%%
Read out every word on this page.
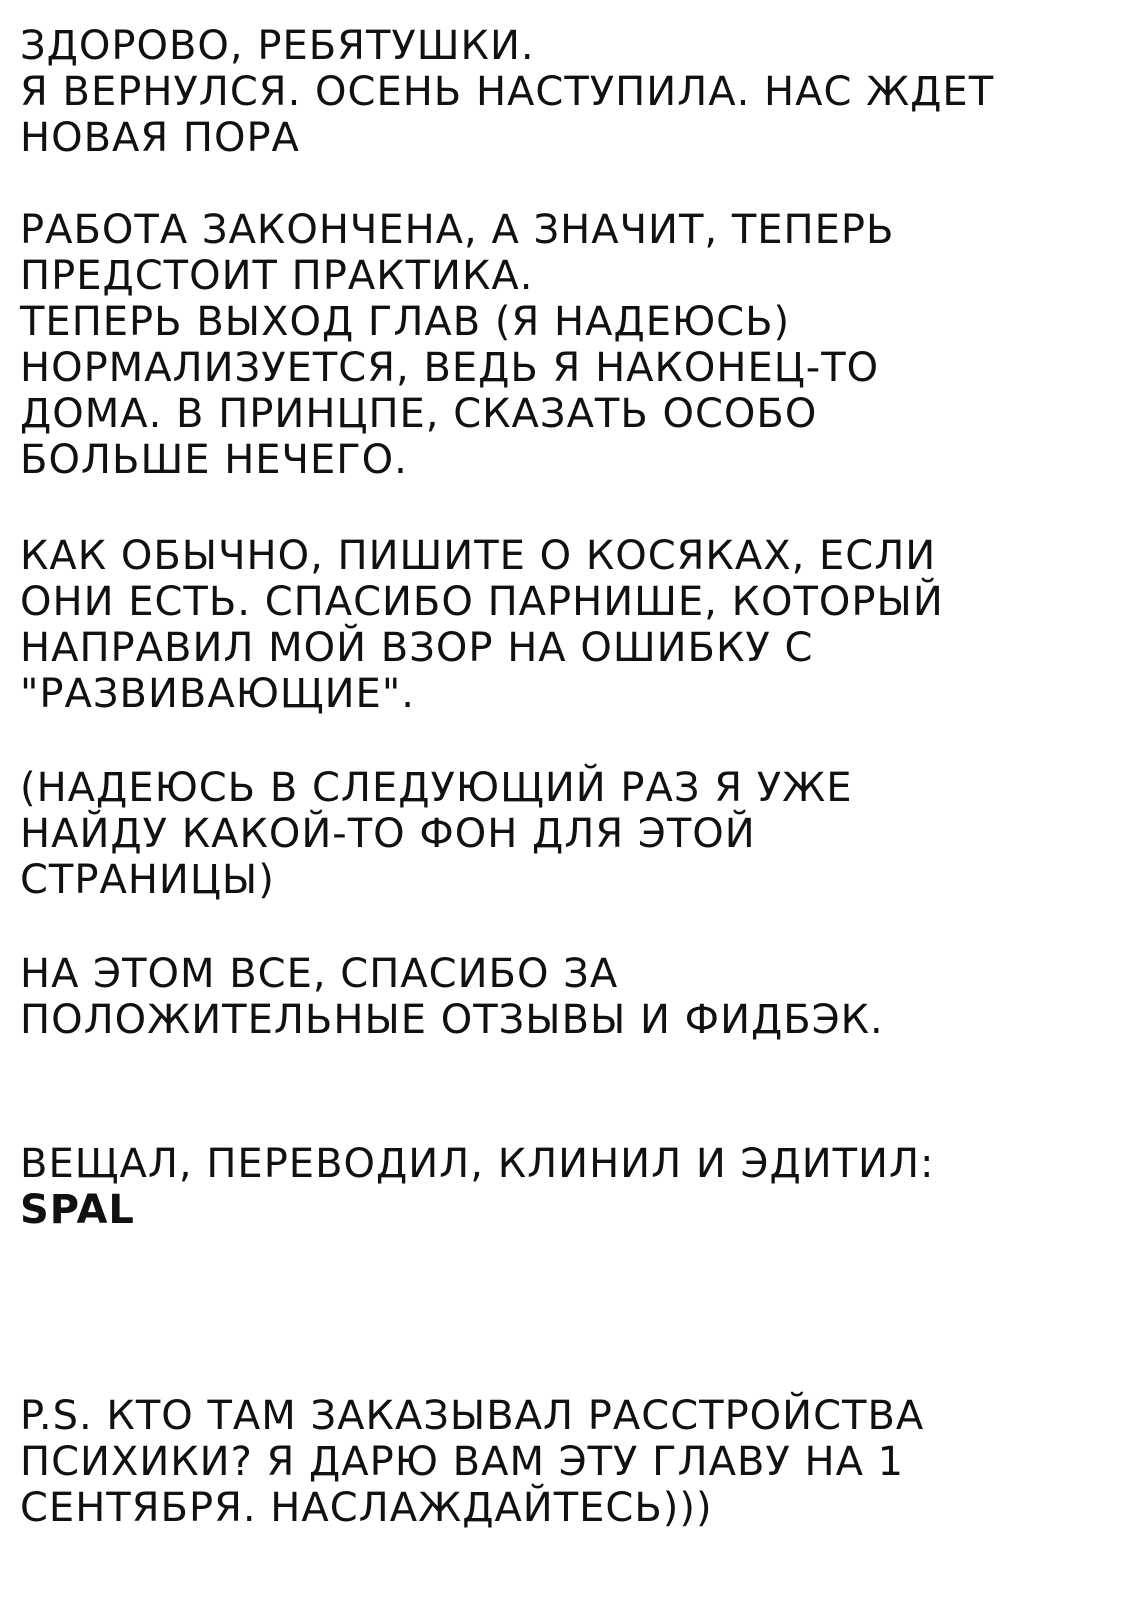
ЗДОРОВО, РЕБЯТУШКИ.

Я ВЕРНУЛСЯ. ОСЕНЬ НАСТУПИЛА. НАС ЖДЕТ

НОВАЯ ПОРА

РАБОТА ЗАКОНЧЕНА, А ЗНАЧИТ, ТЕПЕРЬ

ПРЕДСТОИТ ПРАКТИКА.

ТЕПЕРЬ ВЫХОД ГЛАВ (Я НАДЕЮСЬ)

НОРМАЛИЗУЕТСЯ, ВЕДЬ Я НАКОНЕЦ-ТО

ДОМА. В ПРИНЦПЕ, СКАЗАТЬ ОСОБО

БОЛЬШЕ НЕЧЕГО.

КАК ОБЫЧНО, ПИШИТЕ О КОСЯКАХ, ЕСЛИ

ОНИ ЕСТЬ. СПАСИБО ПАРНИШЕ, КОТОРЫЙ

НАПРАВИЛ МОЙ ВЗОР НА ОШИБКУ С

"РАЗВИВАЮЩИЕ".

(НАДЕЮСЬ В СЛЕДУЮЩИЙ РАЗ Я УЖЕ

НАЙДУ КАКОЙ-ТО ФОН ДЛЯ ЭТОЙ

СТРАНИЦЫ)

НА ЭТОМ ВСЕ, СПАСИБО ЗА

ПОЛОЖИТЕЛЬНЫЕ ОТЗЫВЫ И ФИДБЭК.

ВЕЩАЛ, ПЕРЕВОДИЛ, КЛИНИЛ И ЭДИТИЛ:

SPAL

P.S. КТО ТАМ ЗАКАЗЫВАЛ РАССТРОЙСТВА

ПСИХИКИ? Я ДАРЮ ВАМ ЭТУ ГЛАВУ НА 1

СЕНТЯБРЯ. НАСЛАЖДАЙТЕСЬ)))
%%
- [Your task]: Print all of the entries word for word. Omit the pictures they contain.

- [In response]:
Read out every word on this page.
ЗДОРОВО, РЕБЯТУШКИ.

Я ВЕРНУЛСЯ. ОСЕНЬ НАСТУПИЛА. НАС ЖДЕТ

НОВАЯ ПОРА

РАБОТА ЗАКОНЧЕНА, А ЗНАЧИТ, ТЕПЕРЬ

ПРЕДСТОИТ ПРАКТИКА.

ТЕПЕРЬ ВЫХОД ГЛАВ (Я НАДЕЮСЬ)

НОРМАЛИЗУЕТСЯ, ВЕДЬ Я НАКОНЕЦ-ТО

ДОМА. В ПРИНЦПЕ, СКАЗАТЬ ОСОБО

БОЛЬШЕ НЕЧЕГО.

КАК ОБЫЧНО, ПИШИТЕ О КОСЯКАХ, ЕСЛИ

ОНИ ЕСТЬ. СПАСИБО ПАРНИШЕ, КОТОРЫЙ

НАПРАВИЛ МОЙ ВЗОР НА ОШИБКУ С

"РАЗВИВАЮЩИЕ".

(НАДЕЮСЬ В СЛЕДУЮЩИЙ РАЗ Я УЖЕ

НАЙДУ КАКОЙ-ТО ФОН ДЛЯ ЭТОЙ

СТРАНИЦЫ)

НА ЭТОМ ВСЕ, СПАСИБО ЗА

ПОЛОЖИТЕЛЬНЫЕ ОТЗЫВЫ И ФИДБЭК.

ВЕЩАЛ, ПЕРЕВОДИЛ, КЛИНИЛ И ЭДИТИЛ:

SPAL

P.S. КТО ТАМ ЗАКАЗЫВАЛ РАССТРОЙСТВА

ПСИХИКИ? Я ДАРЮ ВАМ ЭТУ ГЛАВУ НА 1

СЕНТЯБРЯ. НАСЛАЖДАЙТЕСЬ)))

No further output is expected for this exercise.